◆ **PASSAGE PROVIDED**
-=-=-=-=-

Steven Bartlett was recently announced as an ambassador for Vodafone’s small business support programme. The social media mogul, investor, and author explains why he temporarily downed tools to write a book, the importance of learning, and why start-ups should focus on the moment.

Steven Bartlett obviously leads by example. He is a university drop-out who built one of the world’s most successful social media companies, took it public in 2019, then resigned as CEO in 2020 aged just 27. Today, the Social Chain, the social media company he founded, has a market valuation of around £300m.

More recently he has turned his focus to investment, and the Bartlett brand is the most successful client on his roster. His podcast, ‘The Diary of a CEO’, is the most downloaded business podcast in Europe, and he was recently revealed as the latest entrepreneur to take a seat on the BBC hit series, Dragons’ Den.

So, coming from a world of wealth, luxury and digital influence  – Steven has more than 100m followers across social media – why write an old-fashioned book?

“Writing a book was fascinating and amazing for me, the antithesis of social media. It’s slow as hell! If you want to become wiser, take some time and a medium where you are forced to unpack and share what you’re experiencing,” he told Vodafone UK News.

“I learnt more from the book and process than in the previous five years. By getting to the core truth of an experience, you end up learning more about life.”

Contrary to first impressions of the book title – “Sexy Happy Millionaire” – this twentysomething is reflective, not boastful, and here to help, not preach. Which might explain why the hardback was a best-seller on its opening week.

This passion for learning also explains Steven’s support of Vodafone’s V-Hub, part of the company’s Business.Connected programme. V-Hub offers free tools, resources and training to small and medium-sized businesses along with one-to-one consultations.

But self-development and ‘upskilling’ is much more than just a nice thing to do, he says, it’s a necessity, because innovation is like a “steamroller” ready to flatten businesses that fail to adapt.

“You need to keep changing, even if uncertainty feels like a risk.”

“The best businesses accept this and instill a philosophy of change. At the Social Chain, every day our team would get a WhatsApp telling them what had changed in the last 24 hours. And our clients knew that when change happened, we’d be there at the forefront.”

V-Hub aims to equip business owners with the tools they need to start, build and grow in a fast-changing landscape. This includes podcasts and access to learning resources like Udemy, through to TikTok social media marketing tutorials.

-=-=-=-=-

◆ **DATA FOR ANALYSIS**
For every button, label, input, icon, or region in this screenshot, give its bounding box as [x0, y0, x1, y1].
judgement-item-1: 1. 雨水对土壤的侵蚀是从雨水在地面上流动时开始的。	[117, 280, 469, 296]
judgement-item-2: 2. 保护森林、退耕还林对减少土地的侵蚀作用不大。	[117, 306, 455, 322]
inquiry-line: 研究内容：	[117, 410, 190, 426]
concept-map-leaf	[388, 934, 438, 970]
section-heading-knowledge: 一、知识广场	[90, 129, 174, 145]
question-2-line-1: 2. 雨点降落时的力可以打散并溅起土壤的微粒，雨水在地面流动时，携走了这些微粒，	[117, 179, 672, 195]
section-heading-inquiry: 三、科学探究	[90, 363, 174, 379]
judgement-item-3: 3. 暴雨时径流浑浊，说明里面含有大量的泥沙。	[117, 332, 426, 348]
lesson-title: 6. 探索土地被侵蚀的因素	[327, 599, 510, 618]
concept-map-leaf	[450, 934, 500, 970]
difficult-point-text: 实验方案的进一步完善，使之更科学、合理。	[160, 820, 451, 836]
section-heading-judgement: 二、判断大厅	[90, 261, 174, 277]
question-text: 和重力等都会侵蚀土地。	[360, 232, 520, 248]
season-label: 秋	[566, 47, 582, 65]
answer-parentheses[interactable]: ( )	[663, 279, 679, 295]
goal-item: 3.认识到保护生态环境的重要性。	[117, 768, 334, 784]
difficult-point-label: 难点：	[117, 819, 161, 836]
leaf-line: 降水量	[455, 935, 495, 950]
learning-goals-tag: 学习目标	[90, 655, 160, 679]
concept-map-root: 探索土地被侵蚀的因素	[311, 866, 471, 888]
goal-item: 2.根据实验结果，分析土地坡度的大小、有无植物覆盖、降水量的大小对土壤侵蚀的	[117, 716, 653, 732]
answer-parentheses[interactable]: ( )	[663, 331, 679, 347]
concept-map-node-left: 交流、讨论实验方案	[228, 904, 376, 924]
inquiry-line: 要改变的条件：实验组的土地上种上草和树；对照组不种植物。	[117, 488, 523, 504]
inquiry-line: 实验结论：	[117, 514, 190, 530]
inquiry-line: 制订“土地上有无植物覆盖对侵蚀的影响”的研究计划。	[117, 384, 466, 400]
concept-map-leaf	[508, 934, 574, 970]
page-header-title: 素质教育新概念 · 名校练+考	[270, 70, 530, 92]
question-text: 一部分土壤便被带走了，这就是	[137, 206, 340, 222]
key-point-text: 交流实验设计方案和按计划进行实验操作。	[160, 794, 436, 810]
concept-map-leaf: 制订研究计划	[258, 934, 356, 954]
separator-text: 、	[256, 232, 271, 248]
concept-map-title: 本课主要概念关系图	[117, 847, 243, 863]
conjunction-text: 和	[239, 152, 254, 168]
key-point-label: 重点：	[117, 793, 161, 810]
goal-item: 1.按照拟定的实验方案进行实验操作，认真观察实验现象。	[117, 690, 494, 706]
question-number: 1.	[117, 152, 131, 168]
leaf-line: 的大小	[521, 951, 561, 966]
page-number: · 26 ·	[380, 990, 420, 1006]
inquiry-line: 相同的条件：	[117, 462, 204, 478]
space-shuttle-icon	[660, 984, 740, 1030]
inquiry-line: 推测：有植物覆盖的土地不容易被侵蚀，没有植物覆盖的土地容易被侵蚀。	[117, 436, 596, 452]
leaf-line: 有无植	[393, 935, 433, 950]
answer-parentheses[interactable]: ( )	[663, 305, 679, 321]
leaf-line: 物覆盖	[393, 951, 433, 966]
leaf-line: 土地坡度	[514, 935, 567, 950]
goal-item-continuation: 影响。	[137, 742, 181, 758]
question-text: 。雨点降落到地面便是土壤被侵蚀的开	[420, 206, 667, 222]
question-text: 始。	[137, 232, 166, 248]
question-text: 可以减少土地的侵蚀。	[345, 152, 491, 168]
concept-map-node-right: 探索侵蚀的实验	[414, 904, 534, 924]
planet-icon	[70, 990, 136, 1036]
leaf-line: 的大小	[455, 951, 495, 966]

-=-=-=-=-

Please give the part of the Steven Bartlett profile starting with "So, coming from" and going on through "Vodafone UK News." again, changing "fascinating" to "absorbing". The items are separate material, unrelated to the Steven Bartlett profile.

So, coming from a world of wealth, luxury and digital influence  – Steven has more than 100m followers across social media – why write an old-fashioned book?

“Writing a book was absorbing and amazing for me, the antithesis of social media. It’s slow as hell! If you want to become wiser, take some time and a medium where you are forced to unpack and share what you’re experiencing,” he told Vodafone UK News.